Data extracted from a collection
※

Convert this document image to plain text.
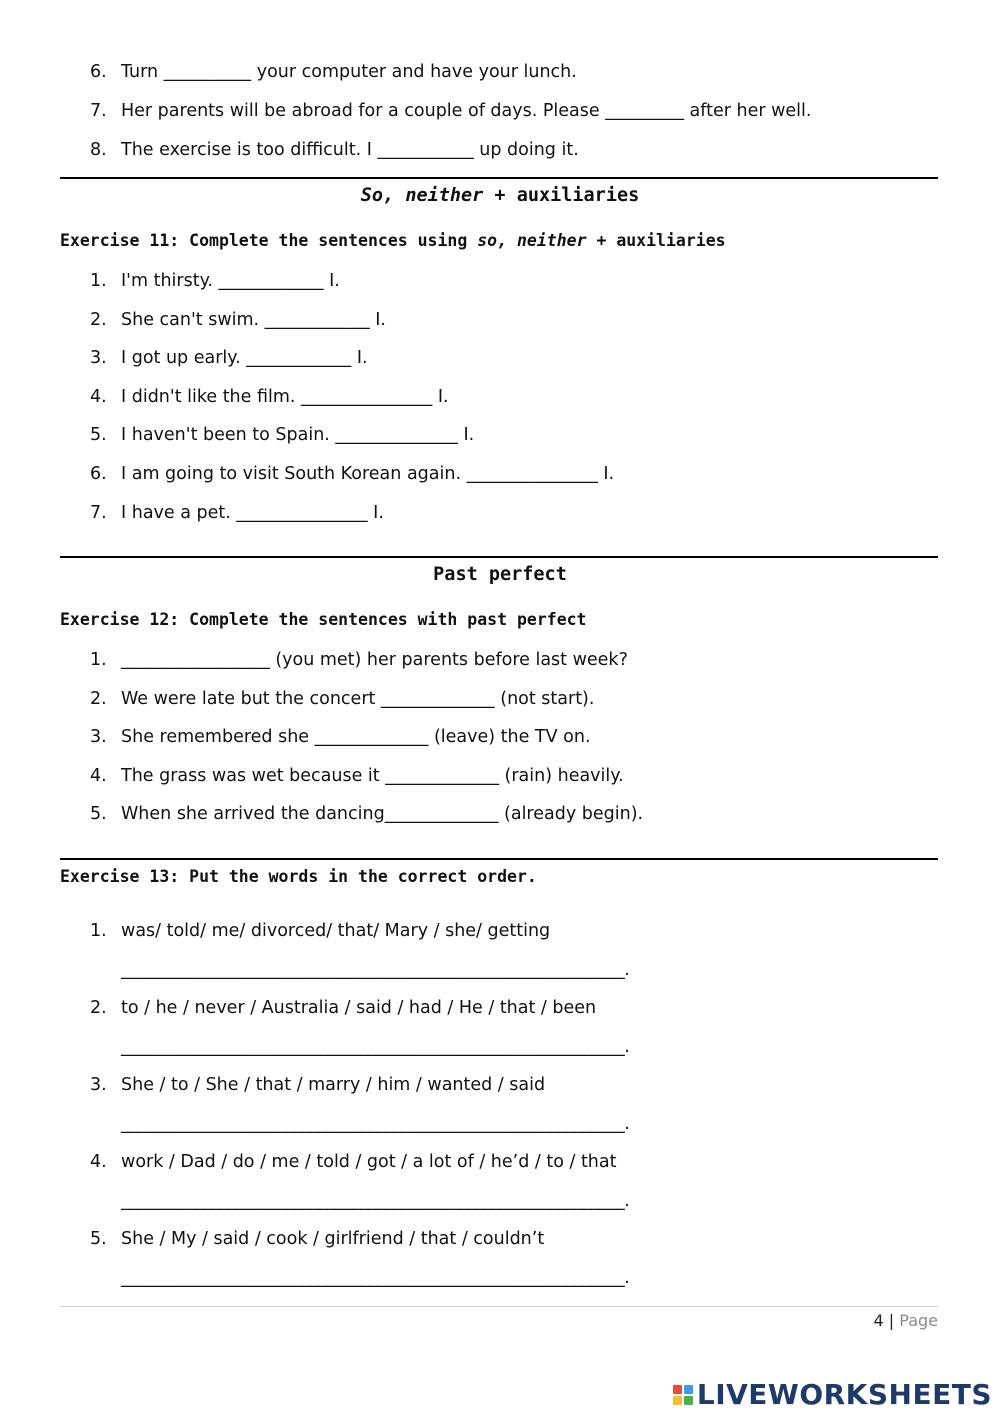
6. Turn __________ your computer and have your lunch.
7. Her parents will be abroad for a couple of days. Please _________ after her well.
8. The exercise is too difficult. I ___________ up doing it.
So, neither + auxiliaries
Exercise 11: Complete the sentences using so, neither + auxiliaries
1. I'm thirsty. ____________ I.
2. She can't swim. ____________ I.
3. I got up early. ____________ I.
4. I didn't like the film. _______________ I.
5. I haven't been to Spain. ______________ I.
6. I am going to visit South Korean again. _______________ I.
7. I have a pet. _______________ I.
Past perfect
Exercise 12: Complete the sentences with past perfect
1. _________________ (you met) her parents before last week?
2. We were late but the concert _____________ (not start).
3. She remembered she _____________ (leave) the TV on.
4. The grass was wet because it _____________ (rain) heavily.
5. When she arrived the dancing_____________ (already begin).
Exercise 13: Put the words in the correct order.
1. was/ told/ me/ divorced/ that/ Mary / she/ getting
_____________________________________________________________.
2. to / he / never / Australia / said / had / He / that / been
_____________________________________________________________.
3. She / to / She / that / marry / him / wanted / said
_____________________________________________________________.
4. work / Dad / do / me / told / got / a lot of / he’d / to / that
_____________________________________________________________.
5. She / My / said / cook / girlfriend / that / couldn’t
_____________________________________________________________.
4 | Page
LIVEWORKSHEETS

※

**PROMPT**
Each entry shown above must be quoted exactly, with its pictures left out.

**COMPLETE ANSWER**
Convert this document image to plain text.
6. Turn __________ your computer and have your lunch.
7. Her parents will be abroad for a couple of days. Please _________ after her well.
8. The exercise is too difficult. I ___________ up doing it.
So, neither + auxiliaries
Exercise 11: Complete the sentences using so, neither + auxiliaries
1. I'm thirsty. ____________ I.
2. She can't swim. ____________ I.
3. I got up early. ____________ I.
4. I didn't like the film. _______________ I.
5. I haven't been to Spain. ______________ I.
6. I am going to visit South Korean again. _______________ I.
7. I have a pet. _______________ I.
Past perfect
Exercise 12: Complete the sentences with past perfect
1. _________________ (you met) her parents before last week?
2. We were late but the concert _____________ (not start).
3. She remembered she _____________ (leave) the TV on.
4. The grass was wet because it _____________ (rain) heavily.
5. When she arrived the dancing_____________ (already begin).
Exercise 13: Put the words in the correct order.
1. was/ told/ me/ divorced/ that/ Mary / she/ getting
_____________________________________________________________.
2. to / he / never / Australia / said / had / He / that / been
_____________________________________________________________.
3. She / to / She / that / marry / him / wanted / said
_____________________________________________________________.
4. work / Dad / do / me / told / got / a lot of / he’d / to / that
_____________________________________________________________.
5. She / My / said / cook / girlfriend / that / couldn’t
_____________________________________________________________.
4 | Page
LIVEWORKSHEETS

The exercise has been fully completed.